Copy out all of the data exactly as it appears.

** Begin Records for the exercise **

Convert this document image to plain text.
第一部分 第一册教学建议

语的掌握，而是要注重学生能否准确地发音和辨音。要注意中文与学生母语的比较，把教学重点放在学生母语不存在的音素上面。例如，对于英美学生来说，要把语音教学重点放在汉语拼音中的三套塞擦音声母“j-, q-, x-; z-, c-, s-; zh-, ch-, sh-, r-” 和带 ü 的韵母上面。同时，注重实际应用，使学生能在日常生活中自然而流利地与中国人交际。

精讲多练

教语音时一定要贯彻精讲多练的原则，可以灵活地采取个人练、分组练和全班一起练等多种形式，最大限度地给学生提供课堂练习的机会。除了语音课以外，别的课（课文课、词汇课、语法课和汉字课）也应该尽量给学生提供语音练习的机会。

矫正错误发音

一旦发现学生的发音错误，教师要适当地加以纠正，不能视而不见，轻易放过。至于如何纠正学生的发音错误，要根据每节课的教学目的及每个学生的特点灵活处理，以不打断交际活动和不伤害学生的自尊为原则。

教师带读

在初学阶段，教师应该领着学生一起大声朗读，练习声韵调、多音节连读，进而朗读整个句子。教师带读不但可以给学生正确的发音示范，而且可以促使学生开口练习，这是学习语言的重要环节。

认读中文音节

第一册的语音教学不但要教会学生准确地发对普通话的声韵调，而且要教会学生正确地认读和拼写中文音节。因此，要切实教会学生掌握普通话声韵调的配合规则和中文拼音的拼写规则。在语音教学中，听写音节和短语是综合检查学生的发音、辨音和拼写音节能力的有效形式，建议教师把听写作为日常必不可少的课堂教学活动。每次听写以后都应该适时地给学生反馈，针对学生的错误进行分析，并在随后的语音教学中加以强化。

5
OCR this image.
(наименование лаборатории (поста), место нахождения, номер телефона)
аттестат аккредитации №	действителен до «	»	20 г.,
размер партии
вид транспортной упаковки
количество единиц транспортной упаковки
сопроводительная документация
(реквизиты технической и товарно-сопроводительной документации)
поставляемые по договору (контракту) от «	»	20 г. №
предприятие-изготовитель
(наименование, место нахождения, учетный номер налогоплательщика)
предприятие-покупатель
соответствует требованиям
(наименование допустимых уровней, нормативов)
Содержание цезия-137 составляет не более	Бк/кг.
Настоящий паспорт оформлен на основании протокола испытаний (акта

** End Records for the exercise **

> _The solution_
Convert this document image to plain text.
第一部分 第一册教学建议

语的掌握，而是要注重学生能否准确地发音和辨音。要注意中文与学生母语的比较，把教学重点放在学生母语不存在的音素上面。例如，对于英美学生来说，要把语音教学重点放在汉语拼音中的三套塞擦音声母“j-, q-, x-; z-, c-, s-; zh-, ch-, sh-, r-” 和带 ü 的韵母上面。同时，注重实际应用，使学生能在日常生活中自然而流利地与中国人交际。

精讲多练

教语音时一定要贯彻精讲多练的原则，可以灵活地采取个人练、分组练和全班一起练等多种形式，最大限度地给学生提供课堂练习的机会。除了语音课以外，别的课（课文课、词汇课、语法课和汉字课）也应该尽量给学生提供语音练习的机会。

矫正错误发音

一旦发现学生的发音错误，教师要适当地加以纠正，不能视而不见，轻易放过。至于如何纠正学生的发音错误，要根据每节课的教学目的及每个学生的特点灵活处理，以不打断交际活动和不伤害学生的自尊为原则。

教师带读

在初学阶段，教师应该领着学生一起大声朗读，练习声韵调、多音节连读，进而朗读整个句子。教师带读不但可以给学生正确的发音示范，而且可以促使学生开口练习，这是学习语言的重要环节。

认读中文音节

第一册的语音教学不但要教会学生准确地发对普通话的声韵调，而且要教会学生正确地认读和拼写中文音节。因此，要切实教会学生掌握普通话声韵调的配合规则和中文拼音的拼写规则。在语音教学中，听写音节和短语是综合检查学生的发音、辨音和拼写音节能力的有效形式，建议教师把听写作为日常必不可少的课堂教学活动。每次听写以后都应该适时地给学生反馈，针对学生的错误进行分析，并在随后的语音教学中加以强化。

5
OCR this image.
(наименование лаборатории (поста), место нахождения, номер телефона)
аттестат аккредитации №	действителен до «	»	20 г.,
размер партии
вид транспортной упаковки
количество единиц транспортной упаковки
сопроводительная документация
(реквизиты технической и товарно-сопроводительной документации)
поставляемые по договору (контракту) от «	»	20 г. №
предприятие-изготовитель
(наименование, место нахождения, учетный номер налогоплательщика)
предприятие-покупатель
соответствует требованиям
(наименование допустимых уровней, нормативов)
Содержание цезия-137 составляет не более	Бк/кг.
Настоящий паспорт оформлен на основании протокола испытаний (акта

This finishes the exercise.